__Dataset__:
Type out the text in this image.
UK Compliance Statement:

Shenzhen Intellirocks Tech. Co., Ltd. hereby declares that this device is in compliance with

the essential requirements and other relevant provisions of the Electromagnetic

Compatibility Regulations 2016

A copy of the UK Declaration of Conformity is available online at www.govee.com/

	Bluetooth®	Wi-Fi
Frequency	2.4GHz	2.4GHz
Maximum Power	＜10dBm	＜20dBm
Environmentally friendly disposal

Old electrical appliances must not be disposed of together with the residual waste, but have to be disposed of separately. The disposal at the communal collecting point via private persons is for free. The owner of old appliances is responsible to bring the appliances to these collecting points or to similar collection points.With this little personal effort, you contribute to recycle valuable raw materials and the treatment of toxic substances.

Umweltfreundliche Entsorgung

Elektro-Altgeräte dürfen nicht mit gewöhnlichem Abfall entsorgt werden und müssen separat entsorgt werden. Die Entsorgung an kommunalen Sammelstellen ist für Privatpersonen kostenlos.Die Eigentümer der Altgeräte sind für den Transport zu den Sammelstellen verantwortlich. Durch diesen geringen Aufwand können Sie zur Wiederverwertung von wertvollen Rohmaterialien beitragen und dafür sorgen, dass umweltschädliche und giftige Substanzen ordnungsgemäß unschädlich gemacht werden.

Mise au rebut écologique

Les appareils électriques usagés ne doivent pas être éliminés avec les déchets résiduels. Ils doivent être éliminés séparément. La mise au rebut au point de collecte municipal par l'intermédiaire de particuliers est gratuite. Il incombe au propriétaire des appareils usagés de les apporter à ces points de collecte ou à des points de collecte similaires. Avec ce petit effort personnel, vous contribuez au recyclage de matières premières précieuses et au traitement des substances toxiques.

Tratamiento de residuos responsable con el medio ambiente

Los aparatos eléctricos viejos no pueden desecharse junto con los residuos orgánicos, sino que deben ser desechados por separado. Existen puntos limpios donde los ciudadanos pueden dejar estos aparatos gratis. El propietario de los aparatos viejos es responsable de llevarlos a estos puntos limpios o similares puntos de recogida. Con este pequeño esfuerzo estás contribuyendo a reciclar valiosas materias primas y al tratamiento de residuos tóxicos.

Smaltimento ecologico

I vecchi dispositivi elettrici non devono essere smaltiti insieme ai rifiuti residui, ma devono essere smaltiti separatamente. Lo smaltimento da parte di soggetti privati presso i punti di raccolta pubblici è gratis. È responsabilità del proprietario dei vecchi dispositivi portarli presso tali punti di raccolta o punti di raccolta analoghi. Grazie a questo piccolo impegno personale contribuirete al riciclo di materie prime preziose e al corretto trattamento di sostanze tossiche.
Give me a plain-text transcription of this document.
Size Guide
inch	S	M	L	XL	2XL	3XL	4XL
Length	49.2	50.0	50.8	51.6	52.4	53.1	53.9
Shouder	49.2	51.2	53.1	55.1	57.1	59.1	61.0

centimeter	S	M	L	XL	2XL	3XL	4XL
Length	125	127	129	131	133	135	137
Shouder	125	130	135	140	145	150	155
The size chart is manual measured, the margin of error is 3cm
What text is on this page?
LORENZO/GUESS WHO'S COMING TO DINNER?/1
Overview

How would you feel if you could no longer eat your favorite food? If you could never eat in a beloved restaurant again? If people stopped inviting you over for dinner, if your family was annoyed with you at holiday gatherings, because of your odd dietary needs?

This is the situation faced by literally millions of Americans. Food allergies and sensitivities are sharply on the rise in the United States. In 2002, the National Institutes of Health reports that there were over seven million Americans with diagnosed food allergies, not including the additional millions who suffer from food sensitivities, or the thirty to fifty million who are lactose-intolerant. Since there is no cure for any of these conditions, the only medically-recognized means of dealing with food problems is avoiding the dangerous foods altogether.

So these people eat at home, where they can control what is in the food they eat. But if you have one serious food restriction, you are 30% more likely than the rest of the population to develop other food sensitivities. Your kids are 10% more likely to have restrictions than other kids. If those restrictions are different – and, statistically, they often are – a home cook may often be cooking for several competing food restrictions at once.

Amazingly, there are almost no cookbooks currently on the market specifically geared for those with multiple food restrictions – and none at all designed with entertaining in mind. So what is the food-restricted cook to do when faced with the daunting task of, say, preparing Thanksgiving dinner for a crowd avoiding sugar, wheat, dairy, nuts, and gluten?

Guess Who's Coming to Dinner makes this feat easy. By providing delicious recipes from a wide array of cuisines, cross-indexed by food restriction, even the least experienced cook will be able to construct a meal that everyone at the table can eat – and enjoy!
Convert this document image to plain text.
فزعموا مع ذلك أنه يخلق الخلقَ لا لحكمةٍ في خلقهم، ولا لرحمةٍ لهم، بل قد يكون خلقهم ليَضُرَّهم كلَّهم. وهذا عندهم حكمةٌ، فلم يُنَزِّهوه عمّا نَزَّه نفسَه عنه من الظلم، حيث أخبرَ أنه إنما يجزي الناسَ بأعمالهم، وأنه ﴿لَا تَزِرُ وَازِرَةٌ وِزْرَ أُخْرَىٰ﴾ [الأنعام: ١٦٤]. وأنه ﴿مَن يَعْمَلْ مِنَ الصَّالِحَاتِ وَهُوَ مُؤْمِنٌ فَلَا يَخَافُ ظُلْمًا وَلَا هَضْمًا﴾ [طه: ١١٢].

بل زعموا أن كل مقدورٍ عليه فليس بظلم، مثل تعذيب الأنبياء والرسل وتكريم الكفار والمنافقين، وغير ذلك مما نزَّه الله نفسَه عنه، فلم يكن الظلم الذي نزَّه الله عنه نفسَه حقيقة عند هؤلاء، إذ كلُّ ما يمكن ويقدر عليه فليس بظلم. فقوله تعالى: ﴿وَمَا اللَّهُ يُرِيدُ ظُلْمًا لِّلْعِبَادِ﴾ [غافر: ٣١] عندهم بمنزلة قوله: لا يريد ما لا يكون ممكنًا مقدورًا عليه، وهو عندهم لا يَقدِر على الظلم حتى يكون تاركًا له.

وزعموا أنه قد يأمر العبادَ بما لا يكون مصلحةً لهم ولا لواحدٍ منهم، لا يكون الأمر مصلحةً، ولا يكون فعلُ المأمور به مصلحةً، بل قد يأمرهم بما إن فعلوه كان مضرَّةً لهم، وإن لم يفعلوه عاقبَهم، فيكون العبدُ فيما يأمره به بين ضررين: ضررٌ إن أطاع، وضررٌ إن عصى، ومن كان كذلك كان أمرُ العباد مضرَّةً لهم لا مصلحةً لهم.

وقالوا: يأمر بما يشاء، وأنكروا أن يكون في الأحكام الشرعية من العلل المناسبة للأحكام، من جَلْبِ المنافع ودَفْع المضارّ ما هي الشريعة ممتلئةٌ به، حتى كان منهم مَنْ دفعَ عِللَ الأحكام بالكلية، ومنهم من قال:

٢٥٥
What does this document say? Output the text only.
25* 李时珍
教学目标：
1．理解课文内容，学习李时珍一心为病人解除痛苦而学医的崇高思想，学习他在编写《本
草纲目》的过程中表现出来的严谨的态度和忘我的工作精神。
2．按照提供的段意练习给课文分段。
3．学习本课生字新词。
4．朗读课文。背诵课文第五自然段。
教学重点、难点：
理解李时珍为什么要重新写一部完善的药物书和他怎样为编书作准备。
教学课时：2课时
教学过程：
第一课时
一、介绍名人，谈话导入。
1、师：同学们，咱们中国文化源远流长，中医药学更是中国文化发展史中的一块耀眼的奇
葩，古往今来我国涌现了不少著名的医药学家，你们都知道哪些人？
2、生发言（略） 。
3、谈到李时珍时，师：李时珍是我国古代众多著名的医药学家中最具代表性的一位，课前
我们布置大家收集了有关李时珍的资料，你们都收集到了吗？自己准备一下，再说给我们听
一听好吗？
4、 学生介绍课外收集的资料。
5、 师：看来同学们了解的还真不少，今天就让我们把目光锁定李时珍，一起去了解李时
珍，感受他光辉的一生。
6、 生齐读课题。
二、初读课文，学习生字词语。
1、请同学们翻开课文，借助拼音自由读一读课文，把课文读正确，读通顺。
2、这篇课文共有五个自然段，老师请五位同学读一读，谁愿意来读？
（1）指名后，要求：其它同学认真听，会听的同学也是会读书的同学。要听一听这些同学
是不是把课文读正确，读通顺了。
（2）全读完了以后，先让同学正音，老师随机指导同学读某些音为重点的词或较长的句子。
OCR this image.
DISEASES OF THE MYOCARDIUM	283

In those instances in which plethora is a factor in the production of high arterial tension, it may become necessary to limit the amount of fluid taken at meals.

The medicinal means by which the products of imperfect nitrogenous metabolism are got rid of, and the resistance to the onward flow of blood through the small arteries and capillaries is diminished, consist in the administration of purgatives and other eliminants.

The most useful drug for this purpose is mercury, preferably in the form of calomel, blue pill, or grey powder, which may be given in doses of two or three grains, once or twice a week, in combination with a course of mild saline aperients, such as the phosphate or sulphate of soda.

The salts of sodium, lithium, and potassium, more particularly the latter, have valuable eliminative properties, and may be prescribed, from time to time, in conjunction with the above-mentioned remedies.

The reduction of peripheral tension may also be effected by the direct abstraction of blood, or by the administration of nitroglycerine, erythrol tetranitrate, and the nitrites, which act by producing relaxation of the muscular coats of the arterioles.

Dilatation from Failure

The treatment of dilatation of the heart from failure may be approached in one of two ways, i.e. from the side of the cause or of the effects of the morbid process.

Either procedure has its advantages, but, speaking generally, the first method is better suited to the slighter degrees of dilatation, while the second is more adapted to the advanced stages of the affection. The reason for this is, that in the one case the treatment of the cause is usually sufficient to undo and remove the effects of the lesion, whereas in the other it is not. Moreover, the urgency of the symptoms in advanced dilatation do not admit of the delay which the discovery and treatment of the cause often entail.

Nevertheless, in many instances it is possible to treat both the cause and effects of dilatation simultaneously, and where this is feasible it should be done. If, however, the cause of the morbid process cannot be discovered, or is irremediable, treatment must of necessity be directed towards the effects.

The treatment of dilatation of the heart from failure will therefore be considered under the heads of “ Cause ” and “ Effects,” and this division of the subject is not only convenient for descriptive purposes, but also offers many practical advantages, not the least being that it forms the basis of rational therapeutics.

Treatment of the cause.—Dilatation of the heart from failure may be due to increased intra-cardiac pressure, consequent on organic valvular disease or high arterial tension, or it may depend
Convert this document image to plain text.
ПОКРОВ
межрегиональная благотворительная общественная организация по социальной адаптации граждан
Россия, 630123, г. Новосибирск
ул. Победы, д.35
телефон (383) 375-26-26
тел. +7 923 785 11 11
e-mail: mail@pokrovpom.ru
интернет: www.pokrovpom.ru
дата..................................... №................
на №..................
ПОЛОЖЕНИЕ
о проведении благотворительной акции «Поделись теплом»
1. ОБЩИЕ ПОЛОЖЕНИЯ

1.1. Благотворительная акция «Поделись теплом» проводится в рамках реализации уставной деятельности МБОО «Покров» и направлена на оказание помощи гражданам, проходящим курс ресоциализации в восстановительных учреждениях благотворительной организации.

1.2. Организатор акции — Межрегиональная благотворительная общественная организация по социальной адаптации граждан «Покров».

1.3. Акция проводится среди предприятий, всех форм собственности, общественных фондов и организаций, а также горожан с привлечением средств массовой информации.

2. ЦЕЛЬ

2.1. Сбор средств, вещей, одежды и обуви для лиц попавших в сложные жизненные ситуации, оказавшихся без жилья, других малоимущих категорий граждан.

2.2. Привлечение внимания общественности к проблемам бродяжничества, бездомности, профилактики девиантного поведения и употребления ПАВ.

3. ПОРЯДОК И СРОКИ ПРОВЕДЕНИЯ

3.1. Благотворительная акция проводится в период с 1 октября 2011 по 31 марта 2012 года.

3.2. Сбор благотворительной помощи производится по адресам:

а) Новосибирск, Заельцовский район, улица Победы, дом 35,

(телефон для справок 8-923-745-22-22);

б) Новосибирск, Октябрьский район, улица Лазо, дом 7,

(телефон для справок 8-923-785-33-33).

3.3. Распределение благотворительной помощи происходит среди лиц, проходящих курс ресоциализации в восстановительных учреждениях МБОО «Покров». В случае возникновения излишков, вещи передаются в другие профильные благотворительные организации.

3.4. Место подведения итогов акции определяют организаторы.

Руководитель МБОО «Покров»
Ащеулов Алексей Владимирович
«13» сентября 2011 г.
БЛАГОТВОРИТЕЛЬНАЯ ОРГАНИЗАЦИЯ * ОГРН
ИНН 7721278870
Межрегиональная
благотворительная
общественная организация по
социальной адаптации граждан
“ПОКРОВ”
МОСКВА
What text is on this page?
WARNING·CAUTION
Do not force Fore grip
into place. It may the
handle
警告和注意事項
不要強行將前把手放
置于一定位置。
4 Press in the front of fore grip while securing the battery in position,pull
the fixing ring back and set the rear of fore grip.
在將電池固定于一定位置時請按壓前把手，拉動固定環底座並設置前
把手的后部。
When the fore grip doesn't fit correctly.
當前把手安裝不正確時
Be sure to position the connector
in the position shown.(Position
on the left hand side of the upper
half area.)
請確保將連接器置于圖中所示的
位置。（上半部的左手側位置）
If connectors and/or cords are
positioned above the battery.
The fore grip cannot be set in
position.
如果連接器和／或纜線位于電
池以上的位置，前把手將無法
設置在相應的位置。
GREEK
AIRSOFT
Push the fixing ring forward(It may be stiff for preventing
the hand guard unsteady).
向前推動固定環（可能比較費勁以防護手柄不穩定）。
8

__Problem statement__: Take every line from the records above that has the word "image" and copy it.

__Expected answer__:
Type out the text in this image.
Convert this document image to plain text.
OCR this image.
Convert this document image to plain text.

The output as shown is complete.